#### SET EXERCISE
Each line that holds the string "color" counts once; say how many such lines there are and add nothing.

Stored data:
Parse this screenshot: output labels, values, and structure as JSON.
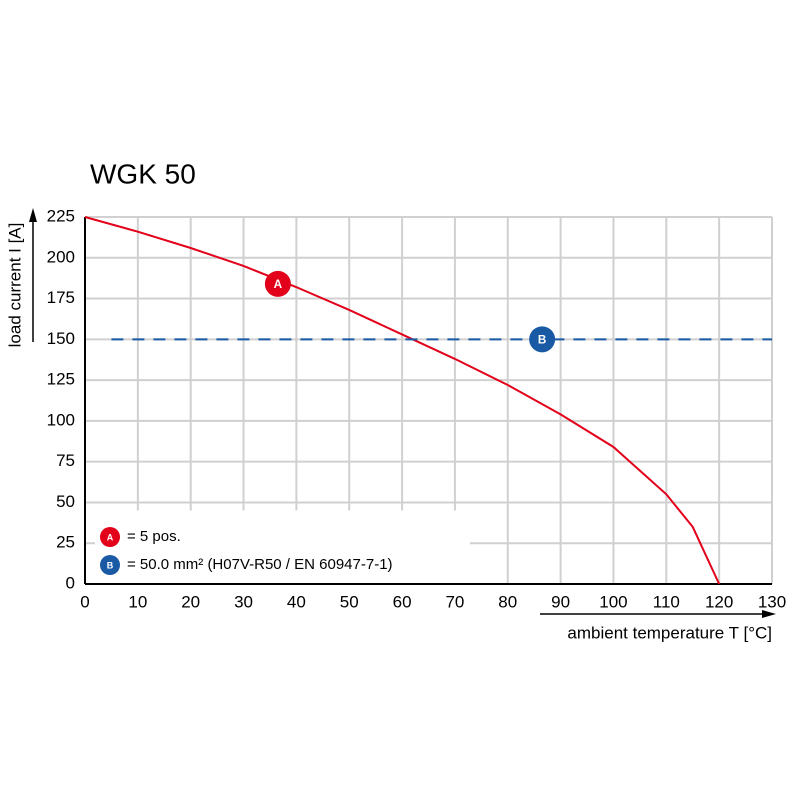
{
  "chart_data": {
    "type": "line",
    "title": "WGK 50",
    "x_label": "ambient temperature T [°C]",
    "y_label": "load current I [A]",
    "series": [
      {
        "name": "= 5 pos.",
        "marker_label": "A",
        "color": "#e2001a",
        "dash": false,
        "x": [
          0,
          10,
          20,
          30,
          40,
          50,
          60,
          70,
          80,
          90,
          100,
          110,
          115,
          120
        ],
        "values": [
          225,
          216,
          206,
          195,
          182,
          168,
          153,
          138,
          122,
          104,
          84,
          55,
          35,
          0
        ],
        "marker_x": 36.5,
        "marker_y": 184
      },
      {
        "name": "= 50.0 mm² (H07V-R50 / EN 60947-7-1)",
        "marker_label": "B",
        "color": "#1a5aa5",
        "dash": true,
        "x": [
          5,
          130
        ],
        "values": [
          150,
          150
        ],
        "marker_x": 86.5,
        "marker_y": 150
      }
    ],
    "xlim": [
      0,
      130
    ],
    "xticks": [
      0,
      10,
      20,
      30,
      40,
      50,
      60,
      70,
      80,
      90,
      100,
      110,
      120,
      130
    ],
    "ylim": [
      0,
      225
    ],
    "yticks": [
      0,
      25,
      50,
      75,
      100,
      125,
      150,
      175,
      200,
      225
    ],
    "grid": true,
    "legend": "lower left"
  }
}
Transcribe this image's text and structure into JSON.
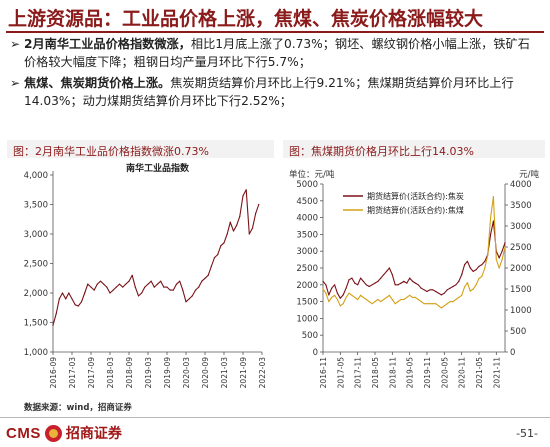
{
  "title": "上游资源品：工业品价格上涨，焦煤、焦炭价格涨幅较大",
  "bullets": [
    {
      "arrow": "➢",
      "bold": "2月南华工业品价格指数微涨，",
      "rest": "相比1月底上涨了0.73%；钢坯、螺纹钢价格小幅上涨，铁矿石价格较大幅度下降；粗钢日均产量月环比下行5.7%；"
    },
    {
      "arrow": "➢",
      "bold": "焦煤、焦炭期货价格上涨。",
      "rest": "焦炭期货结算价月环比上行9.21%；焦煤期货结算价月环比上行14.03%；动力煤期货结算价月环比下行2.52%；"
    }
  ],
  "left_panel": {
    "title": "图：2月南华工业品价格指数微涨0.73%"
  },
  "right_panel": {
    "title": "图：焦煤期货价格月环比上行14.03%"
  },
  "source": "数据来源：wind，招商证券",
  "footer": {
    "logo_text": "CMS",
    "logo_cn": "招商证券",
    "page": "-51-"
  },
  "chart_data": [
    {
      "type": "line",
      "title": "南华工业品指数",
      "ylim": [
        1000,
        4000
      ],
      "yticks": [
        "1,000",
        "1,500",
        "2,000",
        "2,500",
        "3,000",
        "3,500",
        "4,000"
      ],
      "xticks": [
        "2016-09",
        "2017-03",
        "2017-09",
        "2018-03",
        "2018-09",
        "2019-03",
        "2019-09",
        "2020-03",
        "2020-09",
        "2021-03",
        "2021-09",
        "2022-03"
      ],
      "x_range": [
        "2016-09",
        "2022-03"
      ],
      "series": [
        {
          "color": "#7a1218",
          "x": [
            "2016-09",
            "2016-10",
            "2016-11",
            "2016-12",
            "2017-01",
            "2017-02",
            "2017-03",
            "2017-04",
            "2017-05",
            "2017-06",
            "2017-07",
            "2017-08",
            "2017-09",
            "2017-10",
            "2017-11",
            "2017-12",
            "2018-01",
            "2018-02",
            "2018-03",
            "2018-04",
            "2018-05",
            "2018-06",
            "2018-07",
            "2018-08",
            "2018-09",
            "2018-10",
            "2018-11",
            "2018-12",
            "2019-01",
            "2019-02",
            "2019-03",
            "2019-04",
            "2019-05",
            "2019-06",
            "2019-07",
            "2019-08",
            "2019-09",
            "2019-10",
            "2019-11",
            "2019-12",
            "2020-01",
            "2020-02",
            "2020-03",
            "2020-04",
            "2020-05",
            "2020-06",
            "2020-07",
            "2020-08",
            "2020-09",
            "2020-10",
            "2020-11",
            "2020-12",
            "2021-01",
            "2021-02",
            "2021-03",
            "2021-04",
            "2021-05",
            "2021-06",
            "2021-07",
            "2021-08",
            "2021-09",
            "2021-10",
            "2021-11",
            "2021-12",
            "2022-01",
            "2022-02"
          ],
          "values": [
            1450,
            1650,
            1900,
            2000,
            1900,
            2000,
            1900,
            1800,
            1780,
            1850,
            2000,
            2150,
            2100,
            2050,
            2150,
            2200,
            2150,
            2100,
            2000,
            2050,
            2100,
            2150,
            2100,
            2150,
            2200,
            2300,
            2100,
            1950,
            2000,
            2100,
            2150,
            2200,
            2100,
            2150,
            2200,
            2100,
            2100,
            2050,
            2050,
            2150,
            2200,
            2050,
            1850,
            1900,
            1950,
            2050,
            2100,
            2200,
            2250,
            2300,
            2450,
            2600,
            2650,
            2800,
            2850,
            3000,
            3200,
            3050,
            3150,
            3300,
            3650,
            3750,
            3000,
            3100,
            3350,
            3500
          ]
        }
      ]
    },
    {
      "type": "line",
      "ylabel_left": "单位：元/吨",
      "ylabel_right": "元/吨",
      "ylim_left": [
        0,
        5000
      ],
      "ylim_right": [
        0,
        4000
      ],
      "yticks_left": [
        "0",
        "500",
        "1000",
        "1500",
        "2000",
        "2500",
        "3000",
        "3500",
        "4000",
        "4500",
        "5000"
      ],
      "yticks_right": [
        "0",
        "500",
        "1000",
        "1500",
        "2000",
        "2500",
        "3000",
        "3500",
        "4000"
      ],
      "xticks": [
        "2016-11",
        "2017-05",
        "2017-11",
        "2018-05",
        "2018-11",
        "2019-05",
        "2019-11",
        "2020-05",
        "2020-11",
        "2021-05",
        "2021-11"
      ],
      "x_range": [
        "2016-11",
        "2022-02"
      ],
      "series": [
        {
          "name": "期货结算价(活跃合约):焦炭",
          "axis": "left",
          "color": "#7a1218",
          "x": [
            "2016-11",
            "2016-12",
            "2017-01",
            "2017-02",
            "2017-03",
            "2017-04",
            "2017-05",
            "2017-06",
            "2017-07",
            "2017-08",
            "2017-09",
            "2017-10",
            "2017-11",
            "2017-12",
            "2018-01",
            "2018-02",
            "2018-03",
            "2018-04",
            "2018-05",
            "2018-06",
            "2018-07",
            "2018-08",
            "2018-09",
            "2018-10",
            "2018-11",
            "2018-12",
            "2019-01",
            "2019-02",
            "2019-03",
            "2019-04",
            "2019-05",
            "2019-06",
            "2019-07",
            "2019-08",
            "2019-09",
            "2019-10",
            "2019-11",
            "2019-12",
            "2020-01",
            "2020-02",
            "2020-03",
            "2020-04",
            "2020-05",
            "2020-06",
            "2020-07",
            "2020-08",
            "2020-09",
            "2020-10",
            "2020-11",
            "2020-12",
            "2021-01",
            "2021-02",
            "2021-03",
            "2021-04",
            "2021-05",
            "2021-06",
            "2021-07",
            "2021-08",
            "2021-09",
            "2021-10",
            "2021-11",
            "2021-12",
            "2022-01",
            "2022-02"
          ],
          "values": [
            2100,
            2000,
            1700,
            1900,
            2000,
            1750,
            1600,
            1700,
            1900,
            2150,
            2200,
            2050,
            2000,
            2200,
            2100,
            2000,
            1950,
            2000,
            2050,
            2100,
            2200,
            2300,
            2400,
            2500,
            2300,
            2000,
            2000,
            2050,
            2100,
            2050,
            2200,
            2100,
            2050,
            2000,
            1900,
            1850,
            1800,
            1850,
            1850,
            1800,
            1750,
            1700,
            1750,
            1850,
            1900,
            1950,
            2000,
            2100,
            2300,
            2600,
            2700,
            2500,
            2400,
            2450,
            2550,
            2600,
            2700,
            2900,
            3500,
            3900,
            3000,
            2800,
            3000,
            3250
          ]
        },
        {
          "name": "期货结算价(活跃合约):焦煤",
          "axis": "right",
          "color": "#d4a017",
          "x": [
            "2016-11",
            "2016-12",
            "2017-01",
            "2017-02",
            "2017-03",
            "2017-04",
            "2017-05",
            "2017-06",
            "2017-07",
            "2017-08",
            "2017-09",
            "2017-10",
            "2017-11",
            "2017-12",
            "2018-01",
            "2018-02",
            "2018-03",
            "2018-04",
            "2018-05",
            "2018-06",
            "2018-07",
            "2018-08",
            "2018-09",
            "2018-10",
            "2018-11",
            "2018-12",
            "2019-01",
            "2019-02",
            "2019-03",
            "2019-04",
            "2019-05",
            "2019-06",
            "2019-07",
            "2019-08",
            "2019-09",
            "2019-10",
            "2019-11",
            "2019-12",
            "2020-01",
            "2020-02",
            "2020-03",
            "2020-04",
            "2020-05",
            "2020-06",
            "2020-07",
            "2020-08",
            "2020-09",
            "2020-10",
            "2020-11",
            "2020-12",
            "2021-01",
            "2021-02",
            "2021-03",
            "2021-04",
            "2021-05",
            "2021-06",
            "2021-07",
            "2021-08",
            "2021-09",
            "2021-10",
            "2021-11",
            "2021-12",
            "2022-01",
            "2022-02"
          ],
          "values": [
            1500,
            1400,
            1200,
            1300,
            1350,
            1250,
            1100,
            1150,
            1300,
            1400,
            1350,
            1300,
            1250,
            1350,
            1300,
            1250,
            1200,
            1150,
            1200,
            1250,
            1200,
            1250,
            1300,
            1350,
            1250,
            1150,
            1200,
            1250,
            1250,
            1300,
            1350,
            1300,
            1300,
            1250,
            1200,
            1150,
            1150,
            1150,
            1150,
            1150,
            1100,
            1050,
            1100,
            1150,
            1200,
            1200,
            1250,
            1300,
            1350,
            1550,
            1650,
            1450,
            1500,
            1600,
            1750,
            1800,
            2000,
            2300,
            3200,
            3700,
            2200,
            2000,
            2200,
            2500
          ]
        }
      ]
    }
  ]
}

#### THE RESULT
5